Цель задания = Отредактируйте отрывок текста о Зеетцене, который открывается словами «Казалось, все вокруг» и завершается словами «нервничал и раздражался.». Приведите этот отрывок целиком, заменив в нем «пастор» на «священник».

──────── Текст страницы ────────

План Зеетцена тем временем отослали Карстену Нибуру. Тот не замедлил откликнуться. План он одобрил, но внес в него несколько существенных поправок. Во-первых, он считал ненужным длительное пребывание в Константинополе: арабскому языку там научиться нельзя, об Аравии сведений не получить. Во-вторых, в Африку, по мнению Нибура, следовало бы проникать тем путем, который избрал Хорнеман, то есть из Триполи через Феццан к Борну, что на Нигере. И, в-третьих, ему казалось опасным намерение Зеетцена выдавать себя повсюду за мусульманина. При малейшей оплошности это могло грозить даже смертью. Нибура, так же как и фон Цаха, беспокоила самоуверенность Зеетцена.

Казалось, все вокруг сговорились, чтобы пугать его, Зеетцена, всевозможными ужасами. Буквально перед самым отъездом на Восток, когда он вернулся в Евер, чтобы попрощаться с родными и оставить некоторые деловые распоряжения, решительно взбунтовалась семья. Старший брат, рассудительный и осторожный пастор, всячески отговаривал его от поездки. От этого Зеетцен нервничал и раздражался.

──────── Входные данные ────────

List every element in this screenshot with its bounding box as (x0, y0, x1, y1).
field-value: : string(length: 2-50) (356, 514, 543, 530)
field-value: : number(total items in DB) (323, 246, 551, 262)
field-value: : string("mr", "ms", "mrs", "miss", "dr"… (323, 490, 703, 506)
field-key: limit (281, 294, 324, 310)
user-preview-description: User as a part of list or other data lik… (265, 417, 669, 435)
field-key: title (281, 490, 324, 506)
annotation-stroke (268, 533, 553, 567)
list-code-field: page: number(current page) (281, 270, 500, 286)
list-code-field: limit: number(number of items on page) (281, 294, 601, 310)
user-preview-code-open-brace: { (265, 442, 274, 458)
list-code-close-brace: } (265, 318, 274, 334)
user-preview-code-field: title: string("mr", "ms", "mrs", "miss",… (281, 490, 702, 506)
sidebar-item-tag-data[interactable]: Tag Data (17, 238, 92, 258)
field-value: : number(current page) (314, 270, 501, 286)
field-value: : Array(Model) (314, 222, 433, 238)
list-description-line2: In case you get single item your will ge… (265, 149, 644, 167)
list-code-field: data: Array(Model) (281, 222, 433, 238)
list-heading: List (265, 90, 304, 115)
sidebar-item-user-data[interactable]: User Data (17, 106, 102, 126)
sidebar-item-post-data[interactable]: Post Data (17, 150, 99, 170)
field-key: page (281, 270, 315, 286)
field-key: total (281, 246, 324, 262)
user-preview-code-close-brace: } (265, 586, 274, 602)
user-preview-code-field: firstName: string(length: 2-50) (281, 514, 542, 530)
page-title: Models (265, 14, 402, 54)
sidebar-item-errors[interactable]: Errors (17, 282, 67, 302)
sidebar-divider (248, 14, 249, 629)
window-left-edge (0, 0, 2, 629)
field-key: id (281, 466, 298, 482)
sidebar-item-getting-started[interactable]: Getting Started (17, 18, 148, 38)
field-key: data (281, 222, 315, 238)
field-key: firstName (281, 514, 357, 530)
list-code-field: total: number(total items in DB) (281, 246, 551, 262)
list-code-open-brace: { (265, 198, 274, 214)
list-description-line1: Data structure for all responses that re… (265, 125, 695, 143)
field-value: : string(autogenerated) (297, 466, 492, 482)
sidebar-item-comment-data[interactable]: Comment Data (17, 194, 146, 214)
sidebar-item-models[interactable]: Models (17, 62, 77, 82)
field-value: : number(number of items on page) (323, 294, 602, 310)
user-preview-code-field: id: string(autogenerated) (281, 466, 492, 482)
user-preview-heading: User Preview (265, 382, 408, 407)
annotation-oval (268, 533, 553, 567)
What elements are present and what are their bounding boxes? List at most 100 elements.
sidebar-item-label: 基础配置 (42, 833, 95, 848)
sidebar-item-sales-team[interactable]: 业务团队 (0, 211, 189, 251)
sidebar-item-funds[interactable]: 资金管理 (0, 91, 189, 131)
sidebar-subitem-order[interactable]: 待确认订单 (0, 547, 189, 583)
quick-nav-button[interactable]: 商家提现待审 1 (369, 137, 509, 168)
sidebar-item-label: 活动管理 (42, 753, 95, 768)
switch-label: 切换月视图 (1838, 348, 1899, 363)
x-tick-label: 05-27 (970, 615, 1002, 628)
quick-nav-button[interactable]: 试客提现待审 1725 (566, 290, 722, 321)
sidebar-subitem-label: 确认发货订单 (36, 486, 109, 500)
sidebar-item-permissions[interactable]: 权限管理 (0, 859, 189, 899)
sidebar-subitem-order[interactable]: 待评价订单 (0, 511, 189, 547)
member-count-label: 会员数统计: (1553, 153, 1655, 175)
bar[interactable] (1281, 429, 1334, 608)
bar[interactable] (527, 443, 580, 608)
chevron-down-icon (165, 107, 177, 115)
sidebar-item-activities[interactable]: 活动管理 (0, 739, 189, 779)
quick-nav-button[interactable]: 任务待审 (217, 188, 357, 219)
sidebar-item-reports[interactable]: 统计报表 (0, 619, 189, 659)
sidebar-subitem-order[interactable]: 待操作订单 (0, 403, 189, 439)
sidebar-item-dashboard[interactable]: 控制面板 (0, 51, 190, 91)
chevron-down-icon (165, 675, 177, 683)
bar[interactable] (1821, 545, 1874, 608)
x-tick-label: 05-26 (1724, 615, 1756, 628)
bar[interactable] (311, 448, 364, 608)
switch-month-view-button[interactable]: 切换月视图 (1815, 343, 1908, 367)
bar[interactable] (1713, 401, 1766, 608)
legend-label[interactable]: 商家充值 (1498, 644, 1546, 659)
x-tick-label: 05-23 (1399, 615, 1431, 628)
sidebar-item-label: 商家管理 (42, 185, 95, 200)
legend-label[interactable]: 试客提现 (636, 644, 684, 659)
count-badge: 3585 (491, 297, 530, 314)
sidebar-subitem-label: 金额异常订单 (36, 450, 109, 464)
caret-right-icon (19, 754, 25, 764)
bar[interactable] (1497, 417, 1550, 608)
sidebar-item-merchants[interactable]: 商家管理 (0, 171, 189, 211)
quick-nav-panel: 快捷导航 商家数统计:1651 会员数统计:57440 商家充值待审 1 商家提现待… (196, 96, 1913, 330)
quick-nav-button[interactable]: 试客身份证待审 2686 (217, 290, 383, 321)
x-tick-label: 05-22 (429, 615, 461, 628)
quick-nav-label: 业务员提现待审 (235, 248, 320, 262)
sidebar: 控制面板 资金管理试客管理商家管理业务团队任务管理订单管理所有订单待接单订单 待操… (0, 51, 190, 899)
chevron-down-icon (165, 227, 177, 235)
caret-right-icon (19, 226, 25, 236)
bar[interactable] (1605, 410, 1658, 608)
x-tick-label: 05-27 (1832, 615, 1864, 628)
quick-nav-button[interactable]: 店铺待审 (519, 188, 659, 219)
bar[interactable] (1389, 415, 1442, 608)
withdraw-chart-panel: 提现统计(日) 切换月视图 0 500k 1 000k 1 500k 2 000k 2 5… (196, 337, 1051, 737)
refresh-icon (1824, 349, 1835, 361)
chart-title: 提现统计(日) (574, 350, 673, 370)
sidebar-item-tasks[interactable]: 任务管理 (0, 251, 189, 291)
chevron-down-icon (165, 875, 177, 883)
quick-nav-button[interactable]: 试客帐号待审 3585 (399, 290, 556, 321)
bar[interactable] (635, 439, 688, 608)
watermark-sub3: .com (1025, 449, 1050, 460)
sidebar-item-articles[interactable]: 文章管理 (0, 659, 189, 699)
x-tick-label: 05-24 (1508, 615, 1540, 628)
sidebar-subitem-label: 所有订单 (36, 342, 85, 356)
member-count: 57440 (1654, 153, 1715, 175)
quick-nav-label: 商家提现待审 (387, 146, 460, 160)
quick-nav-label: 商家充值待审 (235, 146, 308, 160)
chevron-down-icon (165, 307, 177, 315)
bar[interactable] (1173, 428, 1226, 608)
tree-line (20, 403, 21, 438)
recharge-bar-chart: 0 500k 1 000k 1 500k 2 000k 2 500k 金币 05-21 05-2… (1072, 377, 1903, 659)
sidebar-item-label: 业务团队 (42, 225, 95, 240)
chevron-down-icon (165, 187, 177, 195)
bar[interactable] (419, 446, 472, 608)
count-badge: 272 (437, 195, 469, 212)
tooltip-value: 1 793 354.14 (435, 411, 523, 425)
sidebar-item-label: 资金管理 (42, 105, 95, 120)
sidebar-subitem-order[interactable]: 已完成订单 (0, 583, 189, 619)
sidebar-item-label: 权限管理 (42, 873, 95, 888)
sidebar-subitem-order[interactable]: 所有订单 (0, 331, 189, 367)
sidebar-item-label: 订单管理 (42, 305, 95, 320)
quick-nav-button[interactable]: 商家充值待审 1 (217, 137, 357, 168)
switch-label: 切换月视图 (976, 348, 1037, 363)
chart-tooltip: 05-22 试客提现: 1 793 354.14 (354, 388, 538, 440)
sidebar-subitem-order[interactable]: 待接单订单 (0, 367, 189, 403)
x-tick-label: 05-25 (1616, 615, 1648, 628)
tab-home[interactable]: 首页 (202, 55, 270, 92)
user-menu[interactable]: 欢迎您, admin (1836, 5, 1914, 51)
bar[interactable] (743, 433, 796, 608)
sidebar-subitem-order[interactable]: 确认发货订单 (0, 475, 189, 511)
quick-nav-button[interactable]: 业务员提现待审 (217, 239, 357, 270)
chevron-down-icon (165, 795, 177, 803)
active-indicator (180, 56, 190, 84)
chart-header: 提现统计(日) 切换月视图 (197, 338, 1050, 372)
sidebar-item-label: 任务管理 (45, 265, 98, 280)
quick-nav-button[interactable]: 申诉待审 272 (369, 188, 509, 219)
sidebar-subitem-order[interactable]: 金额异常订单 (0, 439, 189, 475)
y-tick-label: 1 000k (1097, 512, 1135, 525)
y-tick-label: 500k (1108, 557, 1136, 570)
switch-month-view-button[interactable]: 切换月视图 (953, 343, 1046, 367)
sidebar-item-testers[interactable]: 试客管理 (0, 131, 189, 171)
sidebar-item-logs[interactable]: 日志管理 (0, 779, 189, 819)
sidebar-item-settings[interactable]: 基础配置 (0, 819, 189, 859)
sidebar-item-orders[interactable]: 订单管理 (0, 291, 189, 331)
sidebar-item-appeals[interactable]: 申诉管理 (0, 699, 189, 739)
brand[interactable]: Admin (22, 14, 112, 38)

────────

Результат задания =
Казалось, все вокруг сговорились, чтобы пугать его, Зеетцена, всевозможными ужасами. Буквально перед самым отъездом на Восток, когда он вернулся в Евер, чтобы попрощаться с родными и оставить некоторые деловые распоряжения, решительно взбунтовалась семья. Старший брат, рассудительный и осторожный священник, всячески отговаривал его от поездки. От этого Зеетцен нервничал и раздражался.